* _Request 1_: Reproduce the records below character for character, beginning at their first line and ending after the line that contains "1095, 747, 1109]".

* _Text block_:
[start]
- Born: British Hong Kong
- Other name: Doris Wong Wai Yin
- Education: Master of Fine Arts
- Alma mater: Chinese University of Hong Kong University of Leeds
- Occupation: Visual Artist
- Spouse: Kwan Sheung-chi

= Wong Wai Yin =

Hong Kong artist (born 1981)

Wong Wai Yin , also known as Doris Wong Wai Yin, is an interdisciplinary artist based in Hong Kong. Her practice incorporates a range of media, including painting, sculpture, collage, installations, video, performance, and photography. Her work is based on autobiographical experience, episodic memory, and interventions in art history.
[end]
* _Request 2_: Repeat the passage of the Wong Wai Yin biography above verbatim, starting at the words "Wong Wai Yin , also" and ending after "in art history.".

* _Records shown_:
[start]
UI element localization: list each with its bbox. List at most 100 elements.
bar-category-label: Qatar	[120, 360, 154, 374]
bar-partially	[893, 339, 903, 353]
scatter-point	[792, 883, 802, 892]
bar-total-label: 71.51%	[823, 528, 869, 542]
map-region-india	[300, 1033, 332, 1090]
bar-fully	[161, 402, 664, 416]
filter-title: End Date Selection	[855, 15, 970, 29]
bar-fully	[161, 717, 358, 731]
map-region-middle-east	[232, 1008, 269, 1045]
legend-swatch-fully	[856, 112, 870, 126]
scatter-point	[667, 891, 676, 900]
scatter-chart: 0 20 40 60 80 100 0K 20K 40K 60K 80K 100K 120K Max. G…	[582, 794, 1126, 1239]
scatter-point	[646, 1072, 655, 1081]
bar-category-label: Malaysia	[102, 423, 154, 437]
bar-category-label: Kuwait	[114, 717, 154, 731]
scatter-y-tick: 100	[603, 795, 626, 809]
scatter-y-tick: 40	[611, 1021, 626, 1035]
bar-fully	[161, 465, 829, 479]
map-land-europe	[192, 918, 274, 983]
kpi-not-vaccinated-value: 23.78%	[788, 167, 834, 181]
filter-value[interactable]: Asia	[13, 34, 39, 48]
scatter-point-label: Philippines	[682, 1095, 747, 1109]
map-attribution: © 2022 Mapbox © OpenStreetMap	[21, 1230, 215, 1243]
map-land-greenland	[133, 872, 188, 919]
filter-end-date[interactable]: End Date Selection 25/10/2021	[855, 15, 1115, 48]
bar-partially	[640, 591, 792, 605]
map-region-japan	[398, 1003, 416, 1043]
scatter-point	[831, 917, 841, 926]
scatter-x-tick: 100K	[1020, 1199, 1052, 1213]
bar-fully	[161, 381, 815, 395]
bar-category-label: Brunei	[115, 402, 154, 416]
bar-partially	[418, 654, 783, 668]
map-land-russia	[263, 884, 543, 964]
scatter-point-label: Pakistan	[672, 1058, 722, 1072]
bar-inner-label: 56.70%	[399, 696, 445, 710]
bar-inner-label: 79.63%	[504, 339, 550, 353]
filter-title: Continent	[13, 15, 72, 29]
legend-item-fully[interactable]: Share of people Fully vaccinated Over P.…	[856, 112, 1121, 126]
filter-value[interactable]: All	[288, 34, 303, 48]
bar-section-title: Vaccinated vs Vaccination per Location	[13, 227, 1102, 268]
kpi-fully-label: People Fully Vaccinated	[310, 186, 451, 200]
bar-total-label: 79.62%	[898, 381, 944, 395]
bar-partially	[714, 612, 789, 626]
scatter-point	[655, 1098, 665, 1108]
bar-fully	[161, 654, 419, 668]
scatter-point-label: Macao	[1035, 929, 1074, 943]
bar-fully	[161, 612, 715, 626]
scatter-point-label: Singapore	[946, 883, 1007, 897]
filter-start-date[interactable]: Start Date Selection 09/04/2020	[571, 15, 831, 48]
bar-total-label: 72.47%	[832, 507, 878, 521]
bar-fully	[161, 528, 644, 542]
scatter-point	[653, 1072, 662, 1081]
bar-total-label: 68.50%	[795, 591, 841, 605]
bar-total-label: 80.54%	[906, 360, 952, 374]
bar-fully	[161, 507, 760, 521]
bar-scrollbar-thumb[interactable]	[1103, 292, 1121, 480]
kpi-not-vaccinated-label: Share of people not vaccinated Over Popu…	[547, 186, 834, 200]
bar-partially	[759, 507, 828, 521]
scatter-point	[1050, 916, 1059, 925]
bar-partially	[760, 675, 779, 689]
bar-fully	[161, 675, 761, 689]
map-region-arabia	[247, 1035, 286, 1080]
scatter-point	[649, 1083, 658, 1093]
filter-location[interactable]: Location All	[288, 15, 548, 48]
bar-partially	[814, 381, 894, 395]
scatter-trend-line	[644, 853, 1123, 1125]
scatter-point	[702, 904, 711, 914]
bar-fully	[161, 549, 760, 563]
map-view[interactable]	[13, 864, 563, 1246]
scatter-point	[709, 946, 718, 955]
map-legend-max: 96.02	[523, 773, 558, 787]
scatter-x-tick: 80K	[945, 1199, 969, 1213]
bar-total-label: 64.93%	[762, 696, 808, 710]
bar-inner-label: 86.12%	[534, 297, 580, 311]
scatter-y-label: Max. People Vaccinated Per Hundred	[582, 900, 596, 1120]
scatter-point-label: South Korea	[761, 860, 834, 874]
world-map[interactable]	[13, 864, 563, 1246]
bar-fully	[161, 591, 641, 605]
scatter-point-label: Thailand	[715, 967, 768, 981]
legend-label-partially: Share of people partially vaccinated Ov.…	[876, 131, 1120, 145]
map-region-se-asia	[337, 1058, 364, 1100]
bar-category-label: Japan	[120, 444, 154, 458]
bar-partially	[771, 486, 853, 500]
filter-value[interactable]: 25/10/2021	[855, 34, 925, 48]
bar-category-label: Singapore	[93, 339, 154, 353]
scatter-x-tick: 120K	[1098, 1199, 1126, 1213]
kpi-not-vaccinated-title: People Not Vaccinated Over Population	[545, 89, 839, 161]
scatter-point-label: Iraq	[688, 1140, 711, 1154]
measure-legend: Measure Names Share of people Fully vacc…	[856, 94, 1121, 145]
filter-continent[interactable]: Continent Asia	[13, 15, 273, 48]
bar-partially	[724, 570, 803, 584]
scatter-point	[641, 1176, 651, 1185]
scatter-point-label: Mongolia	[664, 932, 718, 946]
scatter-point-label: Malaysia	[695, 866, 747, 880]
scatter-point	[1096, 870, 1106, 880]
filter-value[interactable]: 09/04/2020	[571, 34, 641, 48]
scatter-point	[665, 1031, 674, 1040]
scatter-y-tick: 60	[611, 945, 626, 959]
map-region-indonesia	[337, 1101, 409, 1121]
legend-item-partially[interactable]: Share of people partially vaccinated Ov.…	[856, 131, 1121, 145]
[end]
* _Expected answer 1_:
UI element localization: list each with its bbox. List at most 100 elements.
bar-category-label: Qatar	[120, 360, 154, 374]
bar-partially	[893, 339, 903, 353]
scatter-point	[792, 883, 802, 892]
bar-total-label: 71.51%	[823, 528, 869, 542]
map-region-india	[300, 1033, 332, 1090]
bar-fully	[161, 402, 664, 416]
filter-title: End Date Selection	[855, 15, 970, 29]
bar-fully	[161, 717, 358, 731]
map-region-middle-east	[232, 1008, 269, 1045]
legend-swatch-fully	[856, 112, 870, 126]
scatter-point	[667, 891, 676, 900]
scatter-chart: 0 20 40 60 80 100 0K 20K 40K 60K 80K 100K 120K Max. G…	[582, 794, 1126, 1239]
scatter-point	[646, 1072, 655, 1081]
bar-category-label: Malaysia	[102, 423, 154, 437]
bar-category-label: Kuwait	[114, 717, 154, 731]
scatter-y-tick: 100	[603, 795, 626, 809]
scatter-y-tick: 40	[611, 1021, 626, 1035]
bar-fully	[161, 465, 829, 479]
map-land-europe	[192, 918, 274, 983]
kpi-not-vaccinated-value: 23.78%	[788, 167, 834, 181]
filter-value[interactable]: Asia	[13, 34, 39, 48]
scatter-point-label: Philippines	[682, 1095, 747, 1109]

* _Expected answer 2_:
Wong Wai Yin , also known as Doris Wong Wai Yin, is an interdisciplinary artist based in Hong Kong. Her practice incorporates a range of media, including painting, sculpture, collage, installations, video, performance, and photography. Her work is based on autobiographical experience, episodic memory, and interventions in art history.